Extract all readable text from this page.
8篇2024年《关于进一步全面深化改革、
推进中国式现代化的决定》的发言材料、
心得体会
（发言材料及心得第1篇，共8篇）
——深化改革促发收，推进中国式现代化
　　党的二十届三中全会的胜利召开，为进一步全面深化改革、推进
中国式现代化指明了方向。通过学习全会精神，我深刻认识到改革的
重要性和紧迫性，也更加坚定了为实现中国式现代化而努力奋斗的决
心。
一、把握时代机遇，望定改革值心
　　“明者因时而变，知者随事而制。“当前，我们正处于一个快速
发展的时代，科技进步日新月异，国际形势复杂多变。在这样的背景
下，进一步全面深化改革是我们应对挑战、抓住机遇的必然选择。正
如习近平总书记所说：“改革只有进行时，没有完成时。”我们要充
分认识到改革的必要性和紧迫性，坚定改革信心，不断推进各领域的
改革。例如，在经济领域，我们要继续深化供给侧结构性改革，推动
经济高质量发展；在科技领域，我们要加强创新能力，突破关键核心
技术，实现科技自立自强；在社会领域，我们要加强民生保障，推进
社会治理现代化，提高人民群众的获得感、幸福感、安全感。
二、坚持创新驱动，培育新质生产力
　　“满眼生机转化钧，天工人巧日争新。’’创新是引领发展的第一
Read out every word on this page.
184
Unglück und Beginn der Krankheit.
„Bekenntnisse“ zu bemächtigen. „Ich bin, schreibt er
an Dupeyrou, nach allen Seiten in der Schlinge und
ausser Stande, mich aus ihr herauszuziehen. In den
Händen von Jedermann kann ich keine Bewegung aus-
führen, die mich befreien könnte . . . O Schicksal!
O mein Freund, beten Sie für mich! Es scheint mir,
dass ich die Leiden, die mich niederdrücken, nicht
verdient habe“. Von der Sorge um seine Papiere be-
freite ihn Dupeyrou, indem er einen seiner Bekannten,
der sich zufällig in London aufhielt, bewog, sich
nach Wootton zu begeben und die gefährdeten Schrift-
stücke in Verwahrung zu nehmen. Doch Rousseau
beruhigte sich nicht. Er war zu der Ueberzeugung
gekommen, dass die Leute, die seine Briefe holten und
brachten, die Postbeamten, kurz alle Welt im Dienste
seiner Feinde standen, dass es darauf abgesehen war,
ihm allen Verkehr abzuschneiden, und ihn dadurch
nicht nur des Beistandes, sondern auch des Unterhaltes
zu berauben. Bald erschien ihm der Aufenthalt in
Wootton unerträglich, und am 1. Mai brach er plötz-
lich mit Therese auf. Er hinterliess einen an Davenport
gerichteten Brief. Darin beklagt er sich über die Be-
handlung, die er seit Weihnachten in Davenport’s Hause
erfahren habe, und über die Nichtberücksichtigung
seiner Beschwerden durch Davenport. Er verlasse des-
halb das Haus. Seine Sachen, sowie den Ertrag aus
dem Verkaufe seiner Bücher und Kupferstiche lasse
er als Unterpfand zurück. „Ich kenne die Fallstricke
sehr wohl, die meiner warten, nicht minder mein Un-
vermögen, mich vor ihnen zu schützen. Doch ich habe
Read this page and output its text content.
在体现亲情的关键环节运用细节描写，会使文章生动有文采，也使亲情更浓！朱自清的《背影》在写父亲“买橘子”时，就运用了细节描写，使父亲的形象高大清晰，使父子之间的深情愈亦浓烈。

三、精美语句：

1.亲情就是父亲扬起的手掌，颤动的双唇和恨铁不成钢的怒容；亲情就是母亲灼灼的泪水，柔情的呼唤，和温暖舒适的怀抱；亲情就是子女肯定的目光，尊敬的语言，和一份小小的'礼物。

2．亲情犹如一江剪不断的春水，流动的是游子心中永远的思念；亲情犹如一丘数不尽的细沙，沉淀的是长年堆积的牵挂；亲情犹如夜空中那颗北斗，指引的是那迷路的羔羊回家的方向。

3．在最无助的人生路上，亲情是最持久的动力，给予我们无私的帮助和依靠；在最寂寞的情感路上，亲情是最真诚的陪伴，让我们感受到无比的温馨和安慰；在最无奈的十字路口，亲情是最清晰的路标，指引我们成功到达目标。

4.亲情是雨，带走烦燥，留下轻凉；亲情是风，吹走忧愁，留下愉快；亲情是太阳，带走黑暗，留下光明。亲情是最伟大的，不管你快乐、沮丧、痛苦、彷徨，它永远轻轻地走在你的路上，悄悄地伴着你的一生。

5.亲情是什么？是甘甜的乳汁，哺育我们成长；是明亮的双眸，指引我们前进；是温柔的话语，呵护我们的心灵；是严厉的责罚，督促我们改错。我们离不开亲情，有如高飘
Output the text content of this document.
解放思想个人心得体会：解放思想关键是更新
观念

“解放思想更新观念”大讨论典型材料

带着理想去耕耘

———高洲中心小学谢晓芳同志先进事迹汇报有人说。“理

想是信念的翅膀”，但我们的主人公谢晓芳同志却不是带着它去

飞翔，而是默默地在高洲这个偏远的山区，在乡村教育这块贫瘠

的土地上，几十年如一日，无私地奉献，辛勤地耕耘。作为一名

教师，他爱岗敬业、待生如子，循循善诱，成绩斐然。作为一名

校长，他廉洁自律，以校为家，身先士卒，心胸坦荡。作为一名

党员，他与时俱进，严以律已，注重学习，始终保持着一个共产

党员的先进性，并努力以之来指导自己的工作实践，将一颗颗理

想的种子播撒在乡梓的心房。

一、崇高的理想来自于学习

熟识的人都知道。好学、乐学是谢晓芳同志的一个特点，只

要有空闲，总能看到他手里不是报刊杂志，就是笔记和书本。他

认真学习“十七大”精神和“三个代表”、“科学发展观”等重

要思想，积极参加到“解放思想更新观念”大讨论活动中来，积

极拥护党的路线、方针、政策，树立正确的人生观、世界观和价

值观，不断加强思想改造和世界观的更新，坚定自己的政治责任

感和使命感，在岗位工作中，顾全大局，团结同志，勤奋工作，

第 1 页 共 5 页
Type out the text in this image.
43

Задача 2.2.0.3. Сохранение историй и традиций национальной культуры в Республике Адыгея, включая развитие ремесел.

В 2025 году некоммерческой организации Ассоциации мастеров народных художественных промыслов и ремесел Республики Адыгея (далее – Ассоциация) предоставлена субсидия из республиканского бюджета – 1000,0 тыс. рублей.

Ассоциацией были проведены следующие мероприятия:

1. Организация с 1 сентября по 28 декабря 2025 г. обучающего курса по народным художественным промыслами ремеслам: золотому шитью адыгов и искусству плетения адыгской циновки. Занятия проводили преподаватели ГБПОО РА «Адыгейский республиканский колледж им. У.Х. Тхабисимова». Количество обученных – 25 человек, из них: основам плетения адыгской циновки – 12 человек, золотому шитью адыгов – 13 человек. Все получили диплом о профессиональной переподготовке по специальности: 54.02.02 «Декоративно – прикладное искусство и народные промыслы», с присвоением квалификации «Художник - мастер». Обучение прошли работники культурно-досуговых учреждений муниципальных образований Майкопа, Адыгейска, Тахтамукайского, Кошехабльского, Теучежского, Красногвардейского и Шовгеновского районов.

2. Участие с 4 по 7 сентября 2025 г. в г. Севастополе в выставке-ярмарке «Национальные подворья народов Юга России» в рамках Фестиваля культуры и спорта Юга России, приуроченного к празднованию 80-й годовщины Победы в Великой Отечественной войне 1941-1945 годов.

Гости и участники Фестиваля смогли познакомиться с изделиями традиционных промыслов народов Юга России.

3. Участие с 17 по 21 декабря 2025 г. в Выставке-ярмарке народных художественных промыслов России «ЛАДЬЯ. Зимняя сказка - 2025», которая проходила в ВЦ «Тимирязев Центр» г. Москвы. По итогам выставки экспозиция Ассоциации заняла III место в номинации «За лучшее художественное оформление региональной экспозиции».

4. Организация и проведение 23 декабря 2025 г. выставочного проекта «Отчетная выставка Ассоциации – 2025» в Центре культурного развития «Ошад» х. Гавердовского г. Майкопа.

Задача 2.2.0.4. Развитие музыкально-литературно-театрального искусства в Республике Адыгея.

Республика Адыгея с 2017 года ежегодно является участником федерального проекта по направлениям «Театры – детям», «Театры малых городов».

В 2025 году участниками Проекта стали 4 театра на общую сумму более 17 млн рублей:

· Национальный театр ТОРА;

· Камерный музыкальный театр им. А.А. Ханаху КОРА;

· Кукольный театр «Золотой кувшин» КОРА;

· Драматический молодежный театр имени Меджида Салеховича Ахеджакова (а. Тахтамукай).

■ THE PROBLEM: Check each line above for the word "Ассоциации", and copy the lines where it appears.

■ CORRECT OUTPUT:
В 2025 году некоммерческой организации Ассоциации мастеров народных художественных промыслов и ремесел Республики Адыгея (далее – Ассоциация) предоставлена субсидия из республиканского бюджета – 1000,0 тыс. рублей.
3. Участие с 17 по 21 декабря 2025 г. в Выставке-ярмарке народных художественных промыслов России «ЛАДЬЯ. Зимняя сказка - 2025», которая проходила в ВЦ «Тимирязев Центр» г. Москвы. По итогам выставки экспозиция Ассоциации заняла III место в номинации «За лучшее художественное оформление региональной экспозиции».
4. Организация и проведение 23 декабря 2025 г. выставочного проекта «Отчетная выставка Ассоциации – 2025» в Центре культурного развития «Ошад» х. Гавердовского г. Майкопа.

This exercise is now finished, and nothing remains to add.